(Extracts from a graphics dataset)
********************

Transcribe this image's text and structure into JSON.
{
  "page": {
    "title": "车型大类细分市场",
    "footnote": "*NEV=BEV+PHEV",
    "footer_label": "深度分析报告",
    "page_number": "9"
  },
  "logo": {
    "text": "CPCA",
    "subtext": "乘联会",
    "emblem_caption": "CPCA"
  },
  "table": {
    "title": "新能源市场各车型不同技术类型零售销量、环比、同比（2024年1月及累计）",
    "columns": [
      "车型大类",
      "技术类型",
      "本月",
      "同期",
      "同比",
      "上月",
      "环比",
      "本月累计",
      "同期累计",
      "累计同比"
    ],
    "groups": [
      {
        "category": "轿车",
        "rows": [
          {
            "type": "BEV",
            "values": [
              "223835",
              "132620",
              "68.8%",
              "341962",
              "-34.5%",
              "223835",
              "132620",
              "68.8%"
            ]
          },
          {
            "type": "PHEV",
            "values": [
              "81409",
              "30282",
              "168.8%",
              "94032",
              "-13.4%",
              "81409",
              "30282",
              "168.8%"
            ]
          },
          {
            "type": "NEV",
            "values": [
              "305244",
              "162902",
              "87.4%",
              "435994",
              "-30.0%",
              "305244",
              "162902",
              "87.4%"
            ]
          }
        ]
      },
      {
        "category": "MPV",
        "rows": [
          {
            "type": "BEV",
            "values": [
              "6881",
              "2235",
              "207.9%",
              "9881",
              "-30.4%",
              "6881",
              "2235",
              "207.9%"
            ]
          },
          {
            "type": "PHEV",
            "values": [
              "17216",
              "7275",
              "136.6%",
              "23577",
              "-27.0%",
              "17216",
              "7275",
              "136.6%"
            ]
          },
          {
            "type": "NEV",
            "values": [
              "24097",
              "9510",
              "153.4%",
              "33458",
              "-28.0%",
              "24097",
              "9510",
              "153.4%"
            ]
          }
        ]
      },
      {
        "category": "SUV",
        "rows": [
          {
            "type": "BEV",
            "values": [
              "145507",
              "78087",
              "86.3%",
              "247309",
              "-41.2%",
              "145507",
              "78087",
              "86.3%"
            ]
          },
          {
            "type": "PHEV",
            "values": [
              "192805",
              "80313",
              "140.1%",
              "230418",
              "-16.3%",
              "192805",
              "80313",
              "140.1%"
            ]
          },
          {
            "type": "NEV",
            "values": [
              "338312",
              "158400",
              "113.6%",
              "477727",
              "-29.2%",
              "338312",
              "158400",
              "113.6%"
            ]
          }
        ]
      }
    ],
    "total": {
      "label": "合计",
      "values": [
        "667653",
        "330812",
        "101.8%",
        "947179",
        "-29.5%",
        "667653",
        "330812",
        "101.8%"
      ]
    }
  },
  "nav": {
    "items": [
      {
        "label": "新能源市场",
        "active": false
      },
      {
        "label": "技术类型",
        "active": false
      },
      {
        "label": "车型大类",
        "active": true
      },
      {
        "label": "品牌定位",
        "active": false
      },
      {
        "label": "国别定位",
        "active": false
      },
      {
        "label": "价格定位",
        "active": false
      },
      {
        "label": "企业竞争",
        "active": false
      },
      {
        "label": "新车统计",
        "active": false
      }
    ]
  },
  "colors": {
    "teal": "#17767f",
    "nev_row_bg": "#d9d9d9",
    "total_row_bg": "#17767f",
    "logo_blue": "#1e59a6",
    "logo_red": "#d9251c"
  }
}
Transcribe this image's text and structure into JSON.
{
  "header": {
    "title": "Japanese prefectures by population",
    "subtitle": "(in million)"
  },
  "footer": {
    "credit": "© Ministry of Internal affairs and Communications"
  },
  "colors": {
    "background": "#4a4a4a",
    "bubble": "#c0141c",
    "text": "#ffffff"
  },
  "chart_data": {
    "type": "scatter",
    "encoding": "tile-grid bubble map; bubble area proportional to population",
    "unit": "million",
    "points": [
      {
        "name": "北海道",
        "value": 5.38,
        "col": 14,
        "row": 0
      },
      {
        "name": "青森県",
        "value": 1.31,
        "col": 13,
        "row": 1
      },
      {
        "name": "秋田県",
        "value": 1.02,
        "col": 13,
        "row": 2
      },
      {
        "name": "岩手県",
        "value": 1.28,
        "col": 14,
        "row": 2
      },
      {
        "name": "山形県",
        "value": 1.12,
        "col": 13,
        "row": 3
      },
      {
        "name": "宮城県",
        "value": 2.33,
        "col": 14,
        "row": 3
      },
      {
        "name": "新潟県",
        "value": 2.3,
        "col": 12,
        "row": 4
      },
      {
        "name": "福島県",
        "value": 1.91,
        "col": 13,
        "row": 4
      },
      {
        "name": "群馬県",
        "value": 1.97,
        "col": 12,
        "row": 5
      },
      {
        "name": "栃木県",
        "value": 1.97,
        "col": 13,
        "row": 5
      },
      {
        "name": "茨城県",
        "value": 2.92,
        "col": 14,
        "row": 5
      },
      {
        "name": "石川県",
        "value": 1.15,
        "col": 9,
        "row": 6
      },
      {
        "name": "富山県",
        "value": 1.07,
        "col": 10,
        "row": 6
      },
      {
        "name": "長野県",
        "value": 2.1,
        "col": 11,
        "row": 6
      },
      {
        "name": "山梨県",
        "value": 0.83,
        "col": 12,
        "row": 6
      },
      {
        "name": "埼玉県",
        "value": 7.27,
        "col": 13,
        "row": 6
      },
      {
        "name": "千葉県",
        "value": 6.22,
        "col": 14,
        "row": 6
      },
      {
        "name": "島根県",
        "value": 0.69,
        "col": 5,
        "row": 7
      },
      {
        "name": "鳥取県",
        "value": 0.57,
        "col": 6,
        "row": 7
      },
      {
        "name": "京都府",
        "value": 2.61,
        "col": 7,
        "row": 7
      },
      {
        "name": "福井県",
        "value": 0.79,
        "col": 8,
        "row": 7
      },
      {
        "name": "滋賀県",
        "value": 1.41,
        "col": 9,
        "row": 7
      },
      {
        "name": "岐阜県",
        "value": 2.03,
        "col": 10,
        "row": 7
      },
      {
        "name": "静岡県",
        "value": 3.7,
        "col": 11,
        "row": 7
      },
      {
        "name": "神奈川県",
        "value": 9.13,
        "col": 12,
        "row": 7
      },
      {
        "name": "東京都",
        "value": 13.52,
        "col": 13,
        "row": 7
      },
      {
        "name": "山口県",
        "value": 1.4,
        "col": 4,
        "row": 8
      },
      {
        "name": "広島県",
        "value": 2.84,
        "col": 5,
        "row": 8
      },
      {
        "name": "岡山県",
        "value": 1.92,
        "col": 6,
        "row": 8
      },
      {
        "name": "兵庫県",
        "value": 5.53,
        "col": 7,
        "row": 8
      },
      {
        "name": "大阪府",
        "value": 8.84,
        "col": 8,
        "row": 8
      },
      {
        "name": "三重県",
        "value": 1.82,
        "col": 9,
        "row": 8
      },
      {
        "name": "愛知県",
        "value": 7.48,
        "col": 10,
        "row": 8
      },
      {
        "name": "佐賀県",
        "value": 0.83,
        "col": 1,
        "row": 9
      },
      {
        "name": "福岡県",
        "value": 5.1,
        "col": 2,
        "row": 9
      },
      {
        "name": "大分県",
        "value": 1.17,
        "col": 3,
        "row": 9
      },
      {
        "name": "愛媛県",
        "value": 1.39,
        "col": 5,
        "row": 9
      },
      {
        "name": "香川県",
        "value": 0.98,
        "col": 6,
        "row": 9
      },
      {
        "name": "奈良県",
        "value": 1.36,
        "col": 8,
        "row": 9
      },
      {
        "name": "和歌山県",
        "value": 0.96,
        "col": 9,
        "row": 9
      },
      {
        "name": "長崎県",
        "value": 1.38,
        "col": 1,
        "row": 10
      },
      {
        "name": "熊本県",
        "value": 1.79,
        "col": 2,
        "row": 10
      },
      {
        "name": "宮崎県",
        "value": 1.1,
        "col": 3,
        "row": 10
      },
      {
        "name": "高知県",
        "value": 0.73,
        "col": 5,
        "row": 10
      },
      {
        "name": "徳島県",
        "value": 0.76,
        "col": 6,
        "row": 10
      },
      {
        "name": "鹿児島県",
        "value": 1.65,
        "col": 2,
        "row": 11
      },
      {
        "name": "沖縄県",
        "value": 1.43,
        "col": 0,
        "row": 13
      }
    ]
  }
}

********************

Request: Which lines hold the word "bubble"? Copy each of them from the records.

Finished answer:
    "bubble": "#c0141c",
    "encoding": "tile-grid bubble map; bubble area proportional to population",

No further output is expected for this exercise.